--- WORK TO COMPLETE ---
Reproduce the material in full, unchanged.

==================================================

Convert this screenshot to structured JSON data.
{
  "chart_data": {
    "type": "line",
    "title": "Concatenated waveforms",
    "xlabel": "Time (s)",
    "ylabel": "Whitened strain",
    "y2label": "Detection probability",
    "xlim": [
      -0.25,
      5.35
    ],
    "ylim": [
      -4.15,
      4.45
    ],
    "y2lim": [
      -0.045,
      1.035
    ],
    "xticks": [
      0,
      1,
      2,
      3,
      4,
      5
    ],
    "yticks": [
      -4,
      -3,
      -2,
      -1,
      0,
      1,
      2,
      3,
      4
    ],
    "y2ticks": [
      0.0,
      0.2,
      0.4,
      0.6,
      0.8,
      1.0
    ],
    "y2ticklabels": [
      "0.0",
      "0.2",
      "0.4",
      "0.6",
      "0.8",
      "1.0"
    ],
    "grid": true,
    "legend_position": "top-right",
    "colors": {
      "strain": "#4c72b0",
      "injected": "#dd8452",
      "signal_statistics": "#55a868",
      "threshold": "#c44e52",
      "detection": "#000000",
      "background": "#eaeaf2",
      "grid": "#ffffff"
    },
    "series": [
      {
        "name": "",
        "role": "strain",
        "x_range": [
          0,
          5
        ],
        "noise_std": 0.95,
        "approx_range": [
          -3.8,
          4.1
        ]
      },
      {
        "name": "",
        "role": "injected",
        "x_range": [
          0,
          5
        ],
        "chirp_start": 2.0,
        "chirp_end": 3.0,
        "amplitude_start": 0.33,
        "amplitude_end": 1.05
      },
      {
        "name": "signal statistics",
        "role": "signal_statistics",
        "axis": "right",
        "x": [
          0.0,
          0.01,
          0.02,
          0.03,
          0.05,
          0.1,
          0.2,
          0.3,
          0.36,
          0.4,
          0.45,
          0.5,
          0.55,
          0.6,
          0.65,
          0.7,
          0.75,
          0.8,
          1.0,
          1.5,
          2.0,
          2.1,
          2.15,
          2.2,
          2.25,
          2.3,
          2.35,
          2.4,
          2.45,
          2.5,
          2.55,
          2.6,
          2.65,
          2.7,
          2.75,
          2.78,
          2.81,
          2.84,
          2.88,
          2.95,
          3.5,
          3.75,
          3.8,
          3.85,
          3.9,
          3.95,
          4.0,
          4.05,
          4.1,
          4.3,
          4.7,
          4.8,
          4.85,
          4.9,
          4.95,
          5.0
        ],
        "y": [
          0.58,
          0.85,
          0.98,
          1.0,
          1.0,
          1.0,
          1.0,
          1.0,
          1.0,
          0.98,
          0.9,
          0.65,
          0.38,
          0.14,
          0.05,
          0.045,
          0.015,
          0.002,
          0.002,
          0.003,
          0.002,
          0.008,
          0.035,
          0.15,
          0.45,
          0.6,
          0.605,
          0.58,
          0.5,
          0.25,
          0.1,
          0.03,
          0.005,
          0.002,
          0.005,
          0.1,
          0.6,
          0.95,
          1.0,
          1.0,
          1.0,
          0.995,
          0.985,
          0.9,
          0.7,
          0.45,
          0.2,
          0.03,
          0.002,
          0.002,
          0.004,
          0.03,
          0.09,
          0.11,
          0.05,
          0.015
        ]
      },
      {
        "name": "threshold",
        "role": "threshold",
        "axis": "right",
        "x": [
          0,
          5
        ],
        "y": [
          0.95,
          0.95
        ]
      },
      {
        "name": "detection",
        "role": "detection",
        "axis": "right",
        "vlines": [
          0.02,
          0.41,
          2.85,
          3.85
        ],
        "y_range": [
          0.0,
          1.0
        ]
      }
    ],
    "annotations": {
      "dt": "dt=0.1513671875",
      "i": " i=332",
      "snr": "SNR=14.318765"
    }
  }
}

==================================================

--- RESPONSE TO THIS EXERCISE ---
Convert this screenshot to structured JSON data.
{
  "chart_data": {
    "type": "line",
    "title": "Concatenated waveforms",
    "xlabel": "Time (s)",
    "ylabel": "Whitened strain",
    "y2label": "Detection probability",
    "xlim": [
      -0.25,
      5.35
    ],
    "ylim": [
      -4.15,
      4.45
    ],
    "y2lim": [
      -0.045,
      1.035
    ],
    "xticks": [
      0,
      1,
      2,
      3,
      4,
      5
    ],
    "yticks": [
      -4,
      -3,
      -2,
      -1,
      0,
      1,
      2,
      3,
      4
    ],
    "y2ticks": [
      0.0,
      0.2,
      0.4,
      0.6,
      0.8,
      1.0
    ],
    "y2ticklabels": [
      "0.0",
      "0.2",
      "0.4",
      "0.6",
      "0.8",
      "1.0"
    ],
    "grid": true,
    "legend_position": "top-right",
    "colors": {
      "strain": "#4c72b0",
      "injected": "#dd8452",
      "signal_statistics": "#55a868",
      "threshold": "#c44e52",
      "detection": "#000000",
      "background": "#eaeaf2",
      "grid": "#ffffff"
    },
    "series": [
      {
        "name": "",
        "role": "strain",
        "x_range": [
          0,
          5
        ],
        "noise_std": 0.95,
        "approx_range": [
          -3.8,
          4.1
        ]
      },
      {
        "name": "",
        "role": "injected",
        "x_range": [
          0,
          5
        ],
        "chirp_start": 2.0,
        "chirp_end": 3.0,
        "amplitude_start": 0.33,
        "amplitude_end": 1.05
      },
      {
        "name": "signal statistics",
        "role": "signal_statistics",
        "axis": "right",
        "x": [
          0.0,
          0.01,
          0.02,
          0.03,
          0.05,
          0.1,
          0.2,
          0.3,
          0.36,
          0.4,
          0.45,
          0.5,
          0.55,
          0.6,
          0.65,
          0.7,
          0.75,
          0.8,
          1.0,
          1.5,
          2.0,
          2.1,
          2.15,
          2.2,
          2.25,
          2.3,
          2.35,
          2.4,
          2.45,
          2.5,
          2.55,
          2.6,
          2.65,
          2.7,
          2.75,
          2.78,
          2.81,
          2.84,
          2.88,
          2.95,
          3.5,
          3.75,
          3.8,
          3.85,
          3.9,
          3.95,
          4.0,
          4.05,
          4.1,
          4.3,
          4.7,
          4.8,
          4.85,
          4.9,
          4.95,
          5.0
        ],
        "y": [
          0.58,
          0.85,
          0.98,
          1.0,
          1.0,
          1.0,
          1.0,
          1.0,
          1.0,
          0.98,
          0.9,
          0.65,
          0.38,
          0.14,
          0.05,
          0.045,
          0.015,
          0.002,
          0.002,
          0.003,
          0.002,
          0.008,
          0.035,
          0.15,
          0.45,
          0.6,
          0.605,
          0.58,
          0.5,
          0.25,
          0.1,
          0.03,
          0.005,
          0.002,
          0.005,
          0.1,
          0.6,
          0.95,
          1.0,
          1.0,
          1.0,
          0.995,
          0.985,
          0.9,
          0.7,
          0.45,
          0.2,
          0.03,
          0.002,
          0.002,
          0.004,
          0.03,
          0.09,
          0.11,
          0.05,
          0.015
        ]
      },
      {
        "name": "threshold",
        "role": "threshold",
        "axis": "right",
        "x": [
          0,
          5
        ],
        "y": [
          0.95,
          0.95
        ]
      },
      {
        "name": "detection",
        "role": "detection",
        "axis": "right",
        "vlines": [
          0.02,
          0.41,
          2.85,
          3.85
        ],
        "y_range": [
          0.0,
          1.0
        ]
      }
    ],
    "annotations": {
      "dt": "dt=0.1513671875",
      "i": " i=332",
      "snr": "SNR=14.318765"
    }
  }
}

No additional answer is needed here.